## Exercise directions
Lines that include the word "footer" are the ones to copy.

## Records supplied
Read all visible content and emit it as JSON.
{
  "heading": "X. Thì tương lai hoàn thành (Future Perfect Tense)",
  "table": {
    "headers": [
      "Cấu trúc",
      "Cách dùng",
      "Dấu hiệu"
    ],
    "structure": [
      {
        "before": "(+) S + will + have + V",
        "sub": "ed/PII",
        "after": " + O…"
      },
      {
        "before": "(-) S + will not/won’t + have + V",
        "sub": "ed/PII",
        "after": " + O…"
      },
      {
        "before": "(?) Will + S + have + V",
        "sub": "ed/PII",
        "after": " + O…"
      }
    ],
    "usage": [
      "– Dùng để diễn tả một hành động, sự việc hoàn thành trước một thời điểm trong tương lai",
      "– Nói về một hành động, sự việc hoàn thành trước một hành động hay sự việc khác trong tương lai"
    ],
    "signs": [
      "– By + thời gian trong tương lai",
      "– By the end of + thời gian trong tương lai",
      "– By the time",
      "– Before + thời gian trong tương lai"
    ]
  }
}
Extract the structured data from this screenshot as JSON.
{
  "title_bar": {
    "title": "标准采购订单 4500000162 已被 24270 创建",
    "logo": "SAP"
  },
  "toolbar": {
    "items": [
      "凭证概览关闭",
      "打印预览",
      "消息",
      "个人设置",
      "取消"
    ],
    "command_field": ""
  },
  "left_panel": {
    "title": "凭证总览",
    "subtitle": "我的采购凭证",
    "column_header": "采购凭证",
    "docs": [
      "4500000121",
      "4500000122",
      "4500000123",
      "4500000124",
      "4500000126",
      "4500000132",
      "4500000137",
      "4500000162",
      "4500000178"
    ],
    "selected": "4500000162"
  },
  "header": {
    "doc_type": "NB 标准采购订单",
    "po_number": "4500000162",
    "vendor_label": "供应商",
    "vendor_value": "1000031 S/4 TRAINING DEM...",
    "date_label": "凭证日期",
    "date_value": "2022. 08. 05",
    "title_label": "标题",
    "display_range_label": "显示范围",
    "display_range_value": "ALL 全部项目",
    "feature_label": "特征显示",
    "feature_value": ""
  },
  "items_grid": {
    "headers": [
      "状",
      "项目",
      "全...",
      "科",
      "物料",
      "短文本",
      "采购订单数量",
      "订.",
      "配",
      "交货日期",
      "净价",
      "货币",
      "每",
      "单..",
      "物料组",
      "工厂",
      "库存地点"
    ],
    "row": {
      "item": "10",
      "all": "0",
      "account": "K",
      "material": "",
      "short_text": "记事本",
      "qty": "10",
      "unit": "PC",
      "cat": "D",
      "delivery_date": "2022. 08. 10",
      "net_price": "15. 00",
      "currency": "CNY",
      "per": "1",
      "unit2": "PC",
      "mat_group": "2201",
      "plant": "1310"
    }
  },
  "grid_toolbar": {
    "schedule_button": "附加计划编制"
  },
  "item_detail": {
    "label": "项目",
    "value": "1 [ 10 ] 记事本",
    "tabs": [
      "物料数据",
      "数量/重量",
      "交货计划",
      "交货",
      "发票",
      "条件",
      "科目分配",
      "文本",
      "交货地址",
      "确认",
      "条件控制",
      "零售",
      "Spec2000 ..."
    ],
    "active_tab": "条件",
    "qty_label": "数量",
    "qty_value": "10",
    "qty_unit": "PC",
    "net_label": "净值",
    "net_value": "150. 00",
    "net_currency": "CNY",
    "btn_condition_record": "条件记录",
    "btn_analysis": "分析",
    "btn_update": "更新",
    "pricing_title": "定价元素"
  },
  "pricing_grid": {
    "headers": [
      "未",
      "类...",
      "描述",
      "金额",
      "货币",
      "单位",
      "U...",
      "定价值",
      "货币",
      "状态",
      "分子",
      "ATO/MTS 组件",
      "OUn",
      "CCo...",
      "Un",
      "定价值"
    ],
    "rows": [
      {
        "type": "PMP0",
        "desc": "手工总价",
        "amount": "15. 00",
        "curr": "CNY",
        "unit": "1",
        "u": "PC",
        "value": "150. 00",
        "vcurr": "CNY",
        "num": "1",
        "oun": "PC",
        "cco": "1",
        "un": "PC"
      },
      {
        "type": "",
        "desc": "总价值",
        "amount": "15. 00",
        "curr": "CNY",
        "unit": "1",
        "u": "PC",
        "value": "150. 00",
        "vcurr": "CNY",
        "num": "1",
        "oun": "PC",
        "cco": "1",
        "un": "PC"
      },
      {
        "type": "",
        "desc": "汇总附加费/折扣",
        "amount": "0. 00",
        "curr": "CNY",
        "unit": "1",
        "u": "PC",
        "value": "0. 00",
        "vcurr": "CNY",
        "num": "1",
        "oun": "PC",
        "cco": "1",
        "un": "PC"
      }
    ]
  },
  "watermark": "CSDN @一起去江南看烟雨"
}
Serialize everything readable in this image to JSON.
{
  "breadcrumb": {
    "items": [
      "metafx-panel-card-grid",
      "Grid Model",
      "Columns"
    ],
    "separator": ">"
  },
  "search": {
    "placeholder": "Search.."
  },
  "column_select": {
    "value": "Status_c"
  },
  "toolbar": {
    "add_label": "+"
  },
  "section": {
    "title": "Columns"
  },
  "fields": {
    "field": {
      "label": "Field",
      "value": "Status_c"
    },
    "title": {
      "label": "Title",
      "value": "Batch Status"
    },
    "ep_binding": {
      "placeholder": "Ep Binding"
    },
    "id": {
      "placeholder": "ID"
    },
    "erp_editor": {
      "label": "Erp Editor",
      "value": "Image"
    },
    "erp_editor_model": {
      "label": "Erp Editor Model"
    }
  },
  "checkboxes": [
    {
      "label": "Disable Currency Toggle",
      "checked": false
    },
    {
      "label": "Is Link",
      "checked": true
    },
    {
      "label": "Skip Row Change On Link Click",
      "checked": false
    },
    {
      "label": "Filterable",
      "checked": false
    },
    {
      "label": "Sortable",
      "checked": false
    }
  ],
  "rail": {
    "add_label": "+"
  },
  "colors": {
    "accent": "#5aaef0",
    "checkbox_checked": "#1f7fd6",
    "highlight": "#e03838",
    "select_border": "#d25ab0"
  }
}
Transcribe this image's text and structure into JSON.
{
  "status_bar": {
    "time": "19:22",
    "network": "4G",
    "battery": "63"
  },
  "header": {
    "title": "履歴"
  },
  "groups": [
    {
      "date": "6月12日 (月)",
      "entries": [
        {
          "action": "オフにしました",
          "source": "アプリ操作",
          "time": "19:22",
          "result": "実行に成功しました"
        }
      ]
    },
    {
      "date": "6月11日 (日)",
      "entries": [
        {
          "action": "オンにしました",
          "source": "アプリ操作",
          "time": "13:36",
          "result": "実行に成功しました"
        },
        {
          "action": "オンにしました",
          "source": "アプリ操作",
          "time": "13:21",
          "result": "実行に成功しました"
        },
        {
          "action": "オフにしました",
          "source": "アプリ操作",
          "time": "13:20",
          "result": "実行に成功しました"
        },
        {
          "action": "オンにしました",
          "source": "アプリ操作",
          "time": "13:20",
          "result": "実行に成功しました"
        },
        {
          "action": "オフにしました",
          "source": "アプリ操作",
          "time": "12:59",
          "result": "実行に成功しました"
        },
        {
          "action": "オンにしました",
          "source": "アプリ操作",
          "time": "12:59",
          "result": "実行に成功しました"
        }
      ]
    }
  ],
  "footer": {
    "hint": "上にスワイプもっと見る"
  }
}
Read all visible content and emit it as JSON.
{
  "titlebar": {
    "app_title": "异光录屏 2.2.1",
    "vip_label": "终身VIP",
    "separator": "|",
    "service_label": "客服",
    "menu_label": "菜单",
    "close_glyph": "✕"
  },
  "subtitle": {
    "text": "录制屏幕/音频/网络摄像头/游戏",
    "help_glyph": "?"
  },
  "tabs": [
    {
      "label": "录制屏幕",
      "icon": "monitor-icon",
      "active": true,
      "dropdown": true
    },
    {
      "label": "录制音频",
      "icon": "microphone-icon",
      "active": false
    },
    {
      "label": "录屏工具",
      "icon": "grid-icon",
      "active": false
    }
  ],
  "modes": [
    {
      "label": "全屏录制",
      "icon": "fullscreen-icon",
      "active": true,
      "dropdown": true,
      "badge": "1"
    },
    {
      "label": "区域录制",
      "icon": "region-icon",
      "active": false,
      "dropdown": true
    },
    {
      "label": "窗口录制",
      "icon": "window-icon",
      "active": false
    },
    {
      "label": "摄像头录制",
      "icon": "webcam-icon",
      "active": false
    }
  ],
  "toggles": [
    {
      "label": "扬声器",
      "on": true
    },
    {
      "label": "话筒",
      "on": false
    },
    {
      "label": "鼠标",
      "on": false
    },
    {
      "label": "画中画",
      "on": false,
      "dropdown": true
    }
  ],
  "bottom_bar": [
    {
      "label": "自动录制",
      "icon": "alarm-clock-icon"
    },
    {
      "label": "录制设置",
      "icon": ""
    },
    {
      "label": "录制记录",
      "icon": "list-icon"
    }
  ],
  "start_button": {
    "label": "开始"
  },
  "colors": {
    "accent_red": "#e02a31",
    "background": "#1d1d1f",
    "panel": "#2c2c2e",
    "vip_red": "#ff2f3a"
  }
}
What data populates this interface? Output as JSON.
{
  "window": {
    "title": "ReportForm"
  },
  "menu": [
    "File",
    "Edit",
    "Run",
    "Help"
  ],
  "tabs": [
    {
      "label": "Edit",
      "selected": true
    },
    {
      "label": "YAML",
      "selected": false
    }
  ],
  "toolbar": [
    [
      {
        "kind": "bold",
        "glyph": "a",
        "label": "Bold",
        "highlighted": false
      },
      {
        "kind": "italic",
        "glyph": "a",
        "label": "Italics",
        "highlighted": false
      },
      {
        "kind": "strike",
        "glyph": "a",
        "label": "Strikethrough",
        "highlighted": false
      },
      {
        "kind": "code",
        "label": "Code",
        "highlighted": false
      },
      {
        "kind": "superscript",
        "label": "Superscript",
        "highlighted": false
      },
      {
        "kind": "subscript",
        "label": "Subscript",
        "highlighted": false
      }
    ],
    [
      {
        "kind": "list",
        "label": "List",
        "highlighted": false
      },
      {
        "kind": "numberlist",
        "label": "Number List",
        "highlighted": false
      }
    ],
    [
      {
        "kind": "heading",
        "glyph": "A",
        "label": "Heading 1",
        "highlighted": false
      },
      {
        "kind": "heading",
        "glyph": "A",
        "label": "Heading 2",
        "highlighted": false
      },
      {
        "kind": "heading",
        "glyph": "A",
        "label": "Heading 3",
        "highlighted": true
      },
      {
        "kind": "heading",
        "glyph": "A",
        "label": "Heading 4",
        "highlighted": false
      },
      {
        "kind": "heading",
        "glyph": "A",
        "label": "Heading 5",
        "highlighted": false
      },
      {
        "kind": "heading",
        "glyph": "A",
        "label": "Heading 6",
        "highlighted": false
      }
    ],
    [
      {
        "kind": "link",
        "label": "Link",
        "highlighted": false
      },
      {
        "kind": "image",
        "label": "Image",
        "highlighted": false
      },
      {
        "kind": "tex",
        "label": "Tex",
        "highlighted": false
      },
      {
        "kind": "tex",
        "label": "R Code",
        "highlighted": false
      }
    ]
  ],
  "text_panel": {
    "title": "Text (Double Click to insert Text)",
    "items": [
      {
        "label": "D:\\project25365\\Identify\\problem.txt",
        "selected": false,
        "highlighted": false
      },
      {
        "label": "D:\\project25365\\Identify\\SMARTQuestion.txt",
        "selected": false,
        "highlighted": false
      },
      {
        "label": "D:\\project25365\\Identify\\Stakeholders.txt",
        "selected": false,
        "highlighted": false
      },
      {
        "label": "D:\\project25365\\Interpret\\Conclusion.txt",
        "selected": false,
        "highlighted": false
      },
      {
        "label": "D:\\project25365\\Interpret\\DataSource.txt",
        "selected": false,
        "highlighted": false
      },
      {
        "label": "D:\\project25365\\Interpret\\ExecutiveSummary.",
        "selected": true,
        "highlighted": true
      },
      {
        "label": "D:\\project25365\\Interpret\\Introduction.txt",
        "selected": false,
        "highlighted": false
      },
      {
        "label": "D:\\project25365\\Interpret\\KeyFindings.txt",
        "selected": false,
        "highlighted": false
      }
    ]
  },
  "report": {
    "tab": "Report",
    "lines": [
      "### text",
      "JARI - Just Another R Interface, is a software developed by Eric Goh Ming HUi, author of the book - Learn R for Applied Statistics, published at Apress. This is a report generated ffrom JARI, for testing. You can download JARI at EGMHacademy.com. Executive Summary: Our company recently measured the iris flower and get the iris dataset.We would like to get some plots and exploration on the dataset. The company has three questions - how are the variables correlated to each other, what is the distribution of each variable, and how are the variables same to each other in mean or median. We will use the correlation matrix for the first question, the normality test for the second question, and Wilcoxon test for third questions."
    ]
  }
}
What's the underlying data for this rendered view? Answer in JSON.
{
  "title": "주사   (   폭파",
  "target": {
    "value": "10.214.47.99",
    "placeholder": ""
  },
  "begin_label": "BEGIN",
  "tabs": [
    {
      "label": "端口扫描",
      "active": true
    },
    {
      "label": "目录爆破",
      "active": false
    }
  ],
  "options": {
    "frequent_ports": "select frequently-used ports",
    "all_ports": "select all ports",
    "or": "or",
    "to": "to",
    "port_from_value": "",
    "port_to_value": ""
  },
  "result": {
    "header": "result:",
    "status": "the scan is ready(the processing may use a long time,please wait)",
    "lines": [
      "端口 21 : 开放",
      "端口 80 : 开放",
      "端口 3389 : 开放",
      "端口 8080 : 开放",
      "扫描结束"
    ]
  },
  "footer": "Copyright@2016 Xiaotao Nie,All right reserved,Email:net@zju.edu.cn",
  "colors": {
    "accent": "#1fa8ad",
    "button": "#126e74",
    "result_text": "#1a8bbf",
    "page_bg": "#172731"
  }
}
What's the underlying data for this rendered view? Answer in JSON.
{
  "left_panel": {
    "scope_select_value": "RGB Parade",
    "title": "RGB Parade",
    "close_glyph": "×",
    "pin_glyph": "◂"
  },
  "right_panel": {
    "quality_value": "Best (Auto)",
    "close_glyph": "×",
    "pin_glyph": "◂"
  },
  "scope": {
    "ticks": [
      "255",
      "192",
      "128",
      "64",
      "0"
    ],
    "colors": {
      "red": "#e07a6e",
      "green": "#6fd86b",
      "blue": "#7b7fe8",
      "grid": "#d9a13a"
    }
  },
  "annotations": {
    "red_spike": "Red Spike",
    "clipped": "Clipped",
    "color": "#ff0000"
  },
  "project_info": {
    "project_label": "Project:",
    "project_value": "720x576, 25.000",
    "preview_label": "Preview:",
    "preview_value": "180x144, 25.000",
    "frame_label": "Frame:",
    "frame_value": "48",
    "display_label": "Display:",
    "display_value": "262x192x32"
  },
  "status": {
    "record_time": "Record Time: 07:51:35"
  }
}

## Task response
  "footer": {
  "footer": "Copyright@2016 Xiaotao Nie,All right reserved,Email:net@zju.edu.cn",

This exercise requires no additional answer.